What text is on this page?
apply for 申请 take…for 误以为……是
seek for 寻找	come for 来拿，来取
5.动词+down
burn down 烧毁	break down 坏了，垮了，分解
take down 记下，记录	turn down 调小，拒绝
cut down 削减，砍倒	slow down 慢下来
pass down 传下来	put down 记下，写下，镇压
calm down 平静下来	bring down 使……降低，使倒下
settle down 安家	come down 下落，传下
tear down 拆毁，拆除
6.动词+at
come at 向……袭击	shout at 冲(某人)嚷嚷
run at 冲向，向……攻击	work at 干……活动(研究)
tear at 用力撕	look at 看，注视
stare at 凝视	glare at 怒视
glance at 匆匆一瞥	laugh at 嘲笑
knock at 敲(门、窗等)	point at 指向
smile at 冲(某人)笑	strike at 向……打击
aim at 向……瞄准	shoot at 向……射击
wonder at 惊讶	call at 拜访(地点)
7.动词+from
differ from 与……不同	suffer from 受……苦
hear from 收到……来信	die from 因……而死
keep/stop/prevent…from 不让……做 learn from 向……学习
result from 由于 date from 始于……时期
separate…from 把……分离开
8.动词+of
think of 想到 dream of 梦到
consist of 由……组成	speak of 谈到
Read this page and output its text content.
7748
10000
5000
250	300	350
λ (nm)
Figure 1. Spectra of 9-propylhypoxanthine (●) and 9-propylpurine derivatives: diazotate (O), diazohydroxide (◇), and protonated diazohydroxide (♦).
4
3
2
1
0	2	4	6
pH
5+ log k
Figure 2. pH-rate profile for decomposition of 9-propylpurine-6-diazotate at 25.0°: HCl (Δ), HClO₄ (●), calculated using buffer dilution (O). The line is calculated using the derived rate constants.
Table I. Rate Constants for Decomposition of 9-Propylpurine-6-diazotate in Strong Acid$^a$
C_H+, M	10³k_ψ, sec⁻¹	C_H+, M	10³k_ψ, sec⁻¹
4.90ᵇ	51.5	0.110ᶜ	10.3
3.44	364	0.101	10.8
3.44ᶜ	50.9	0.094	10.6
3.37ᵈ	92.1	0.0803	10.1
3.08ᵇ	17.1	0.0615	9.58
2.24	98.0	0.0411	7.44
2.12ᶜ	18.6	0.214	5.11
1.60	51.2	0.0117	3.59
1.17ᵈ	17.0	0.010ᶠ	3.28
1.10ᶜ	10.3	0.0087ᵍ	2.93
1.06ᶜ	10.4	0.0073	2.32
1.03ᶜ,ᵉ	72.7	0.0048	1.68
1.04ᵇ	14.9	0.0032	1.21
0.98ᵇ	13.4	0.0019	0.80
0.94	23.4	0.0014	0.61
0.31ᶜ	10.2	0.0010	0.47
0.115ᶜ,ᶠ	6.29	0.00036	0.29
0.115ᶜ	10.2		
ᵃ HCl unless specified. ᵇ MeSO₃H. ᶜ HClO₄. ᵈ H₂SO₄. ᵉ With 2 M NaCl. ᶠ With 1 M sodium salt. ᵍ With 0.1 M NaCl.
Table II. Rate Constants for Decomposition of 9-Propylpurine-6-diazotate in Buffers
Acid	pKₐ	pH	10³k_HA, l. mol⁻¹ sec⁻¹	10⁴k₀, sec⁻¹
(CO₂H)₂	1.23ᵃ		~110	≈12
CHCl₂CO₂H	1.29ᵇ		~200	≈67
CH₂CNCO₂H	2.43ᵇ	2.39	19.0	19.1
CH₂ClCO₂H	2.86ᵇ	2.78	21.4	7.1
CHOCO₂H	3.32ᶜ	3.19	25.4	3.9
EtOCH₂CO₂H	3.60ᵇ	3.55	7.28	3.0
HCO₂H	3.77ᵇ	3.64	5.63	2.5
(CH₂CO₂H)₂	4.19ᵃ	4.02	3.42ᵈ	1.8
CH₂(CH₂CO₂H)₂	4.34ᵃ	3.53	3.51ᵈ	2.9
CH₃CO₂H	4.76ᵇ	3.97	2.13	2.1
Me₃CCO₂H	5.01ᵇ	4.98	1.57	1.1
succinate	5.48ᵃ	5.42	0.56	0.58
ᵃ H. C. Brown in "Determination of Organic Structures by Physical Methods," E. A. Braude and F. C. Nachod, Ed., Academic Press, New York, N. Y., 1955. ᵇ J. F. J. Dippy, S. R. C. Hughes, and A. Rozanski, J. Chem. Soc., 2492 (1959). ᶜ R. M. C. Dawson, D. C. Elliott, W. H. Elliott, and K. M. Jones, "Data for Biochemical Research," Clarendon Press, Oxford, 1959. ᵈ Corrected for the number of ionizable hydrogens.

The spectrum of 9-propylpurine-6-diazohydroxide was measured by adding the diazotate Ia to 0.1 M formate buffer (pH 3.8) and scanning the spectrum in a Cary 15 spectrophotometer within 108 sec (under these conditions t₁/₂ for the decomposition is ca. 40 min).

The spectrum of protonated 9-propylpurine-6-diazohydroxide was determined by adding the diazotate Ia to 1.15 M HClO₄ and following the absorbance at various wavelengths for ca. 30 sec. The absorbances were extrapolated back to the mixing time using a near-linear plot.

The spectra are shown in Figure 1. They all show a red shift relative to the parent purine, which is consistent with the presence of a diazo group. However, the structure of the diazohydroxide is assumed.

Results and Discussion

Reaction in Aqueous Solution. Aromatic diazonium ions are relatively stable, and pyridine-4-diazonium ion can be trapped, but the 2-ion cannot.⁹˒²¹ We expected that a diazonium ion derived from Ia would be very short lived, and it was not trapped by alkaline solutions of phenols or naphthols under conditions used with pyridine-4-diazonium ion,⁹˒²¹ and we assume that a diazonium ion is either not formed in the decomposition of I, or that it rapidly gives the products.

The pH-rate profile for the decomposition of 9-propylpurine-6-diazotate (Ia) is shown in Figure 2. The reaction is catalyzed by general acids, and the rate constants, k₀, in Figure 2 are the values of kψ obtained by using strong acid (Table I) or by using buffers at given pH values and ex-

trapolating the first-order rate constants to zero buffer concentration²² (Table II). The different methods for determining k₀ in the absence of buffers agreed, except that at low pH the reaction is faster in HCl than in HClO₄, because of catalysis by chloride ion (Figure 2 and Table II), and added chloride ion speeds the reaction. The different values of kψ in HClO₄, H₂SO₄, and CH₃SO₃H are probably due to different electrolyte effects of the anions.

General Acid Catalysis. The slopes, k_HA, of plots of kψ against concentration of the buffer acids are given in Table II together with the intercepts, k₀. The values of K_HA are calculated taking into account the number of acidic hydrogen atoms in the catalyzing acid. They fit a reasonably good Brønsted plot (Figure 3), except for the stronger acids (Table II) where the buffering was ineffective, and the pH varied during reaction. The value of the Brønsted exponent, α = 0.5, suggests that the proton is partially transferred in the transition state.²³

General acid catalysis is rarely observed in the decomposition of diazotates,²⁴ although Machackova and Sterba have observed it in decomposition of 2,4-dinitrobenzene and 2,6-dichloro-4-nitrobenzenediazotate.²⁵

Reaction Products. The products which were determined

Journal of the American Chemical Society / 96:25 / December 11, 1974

━━━━━━━━━━━━━━━━━━━━━━━━━━━━━━

▶ _Directions_:
Please copy out each record, character for character.

▶ _Result for this exercise_:
What text is on this page?
apply for 申请 take…for 误以为……是
seek for 寻找	come for 来拿，来取
5.动词+down
burn down 烧毁	break down 坏了，垮了，分解
take down 记下，记录	turn down 调小，拒绝
cut down 削减，砍倒	slow down 慢下来
pass down 传下来	put down 记下，写下，镇压
calm down 平静下来	bring down 使……降低，使倒下
settle down 安家	come down 下落，传下
tear down 拆毁，拆除
6.动词+at
come at 向……袭击	shout at 冲(某人)嚷嚷
run at 冲向，向……攻击	work at 干……活动(研究)
tear at 用力撕	look at 看，注视
stare at 凝视	glare at 怒视
glance at 匆匆一瞥	laugh at 嘲笑
knock at 敲(门、窗等)	point at 指向
smile at 冲(某人)笑	strike at 向……打击
aim at 向……瞄准	shoot at 向……射击
wonder at 惊讶	call at 拜访(地点)
7.动词+from
differ from 与……不同	suffer from 受……苦
hear from 收到……来信	die from 因……而死
keep/stop/prevent…from 不让……做 learn from 向……学习
result from 由于 date from 始于……时期
separate…from 把……分离开
8.动词+of
think of 想到 dream of 梦到
consist of 由……组成	speak of 谈到
Read this page and output its text content.
7748
10000
5000
250	300	350
λ (nm)
Figure 1. Spectra of 9-propylhypoxanthine (●) and 9-propylpurine derivatives: diazotate (O), diazohydroxide (◇), and protonated diazohydroxide (♦).
4
3
2
1
0	2	4	6
pH
5+ log k
Figure 2. pH-rate profile for decomposition of 9-propylpurine-6-diazotate at 25.0°: HCl (Δ), HClO₄ (●), calculated using buffer dilution (O). The line is calculated using the derived rate constants.
Table I. Rate Constants for Decomposition of 9-Propylpurine-6-diazotate in Strong Acid$^a$
C_H+, M	10³k_ψ, sec⁻¹	C_H+, M	10³k_ψ, sec⁻¹
4.90ᵇ	51.5	0.110ᶜ	10.3
3.44	364	0.101	10.8
3.44ᶜ	50.9	0.094	10.6
3.37ᵈ	92.1	0.0803	10.1
3.08ᵇ	17.1	0.0615	9.58
2.24	98.0	0.0411	7.44
2.12ᶜ	18.6	0.214	5.11
1.60	51.2	0.0117	3.59
1.17ᵈ	17.0	0.010ᶠ	3.28
1.10ᶜ	10.3	0.0087ᵍ	2.93
1.06ᶜ	10.4	0.0073	2.32
1.03ᶜ,ᵉ	72.7	0.0048	1.68
1.04ᵇ	14.9	0.0032	1.21
0.98ᵇ	13.4	0.0019	0.80
0.94	23.4	0.0014	0.61
0.31ᶜ	10.2	0.0010	0.47
0.115ᶜ,ᶠ	6.29	0.00036	0.29
0.115ᶜ	10.2		
ᵃ HCl unless specified. ᵇ MeSO₃H. ᶜ HClO₄. ᵈ H₂SO₄. ᵉ With 2 M NaCl. ᶠ With 1 M sodium salt. ᵍ With 0.1 M NaCl.
Table II. Rate Constants for Decomposition of 9-Propylpurine-6-diazotate in Buffers
Acid	pKₐ	pH	10³k_HA, l. mol⁻¹ sec⁻¹	10⁴k₀, sec⁻¹
(CO₂H)₂	1.23ᵃ		~110	≈12
CHCl₂CO₂H	1.29ᵇ		~200	≈67
CH₂CNCO₂H	2.43ᵇ	2.39	19.0	19.1
CH₂ClCO₂H	2.86ᵇ	2.78	21.4	7.1
CHOCO₂H	3.32ᶜ	3.19	25.4	3.9
EtOCH₂CO₂H	3.60ᵇ	3.55	7.28	3.0
HCO₂H	3.77ᵇ	3.64	5.63	2.5
(CH₂CO₂H)₂	4.19ᵃ	4.02	3.42ᵈ	1.8
CH₂(CH₂CO₂H)₂	4.34ᵃ	3.53	3.51ᵈ	2.9
CH₃CO₂H	4.76ᵇ	3.97	2.13	2.1
Me₃CCO₂H	5.01ᵇ	4.98	1.57	1.1
succinate	5.48ᵃ	5.42	0.56	0.58
ᵃ H. C. Brown in "Determination of Organic Structures by Physical Methods," E. A. Braude and F. C. Nachod, Ed., Academic Press, New York, N. Y., 1955. ᵇ J. F. J. Dippy, S. R. C. Hughes, and A. Rozanski, J. Chem. Soc., 2492 (1959). ᶜ R. M. C. Dawson, D. C. Elliott, W. H. Elliott, and K. M. Jones, "Data for Biochemical Research," Clarendon Press, Oxford, 1959. ᵈ Corrected for the number of ionizable hydrogens.

The spectrum of 9-propylpurine-6-diazohydroxide was measured by adding the diazotate Ia to 0.1 M formate buffer (pH 3.8) and scanning the spectrum in a Cary 15 spectrophotometer within 108 sec (under these conditions t₁/₂ for the decomposition is ca. 40 min).

The spectrum of protonated 9-propylpurine-6-diazohydroxide was determined by adding the diazotate Ia to 1.15 M HClO₄ and following the absorbance at various wavelengths for ca. 30 sec. The absorbances were extrapolated back to the mixing time using a near-linear plot.

The spectra are shown in Figure 1. They all show a red shift relative to the parent purine, which is consistent with the presence of a diazo group. However, the structure of the diazohydroxide is assumed.

Results and Discussion

Reaction in Aqueous Solution. Aromatic diazonium ions are relatively stable, and pyridine-4-diazonium ion can be trapped, but the 2-ion cannot.⁹˒²¹ We expected that a diazonium ion derived from Ia would be very short lived, and it was not trapped by alkaline solutions of phenols or naphthols under conditions used with pyridine-4-diazonium ion,⁹˒²¹ and we assume that a diazonium ion is either not formed in the decomposition of I, or that it rapidly gives the products.

The pH-rate profile for the decomposition of 9-propylpurine-6-diazotate (Ia) is shown in Figure 2. The reaction is catalyzed by general acids, and the rate constants, k₀, in Figure 2 are the values of kψ obtained by using strong acid (Table I) or by using buffers at given pH values and ex-

trapolating the first-order rate constants to zero buffer concentration²² (Table II). The different methods for determining k₀ in the absence of buffers agreed, except that at low pH the reaction is faster in HCl than in HClO₄, because of catalysis by chloride ion (Figure 2 and Table II), and added chloride ion speeds the reaction. The different values of kψ in HClO₄, H₂SO₄, and CH₃SO₃H are probably due to different electrolyte effects of the anions.

General Acid Catalysis. The slopes, k_HA, of plots of kψ against concentration of the buffer acids are given in Table II together with the intercepts, k₀. The values of K_HA are calculated taking into account the number of acidic hydrogen atoms in the catalyzing acid. They fit a reasonably good Brønsted plot (Figure 3), except for the stronger acids (Table II) where the buffering was ineffective, and the pH varied during reaction. The value of the Brønsted exponent, α = 0.5, suggests that the proton is partially transferred in the transition state.²³

General acid catalysis is rarely observed in the decomposition of diazotates,²⁴ although Machackova and Sterba have observed it in decomposition of 2,4-dinitrobenzene and 2,6-dichloro-4-nitrobenzenediazotate.²⁵

Reaction Products. The products which were determined

Journal of the American Chemical Society / 96:25 / December 11, 1974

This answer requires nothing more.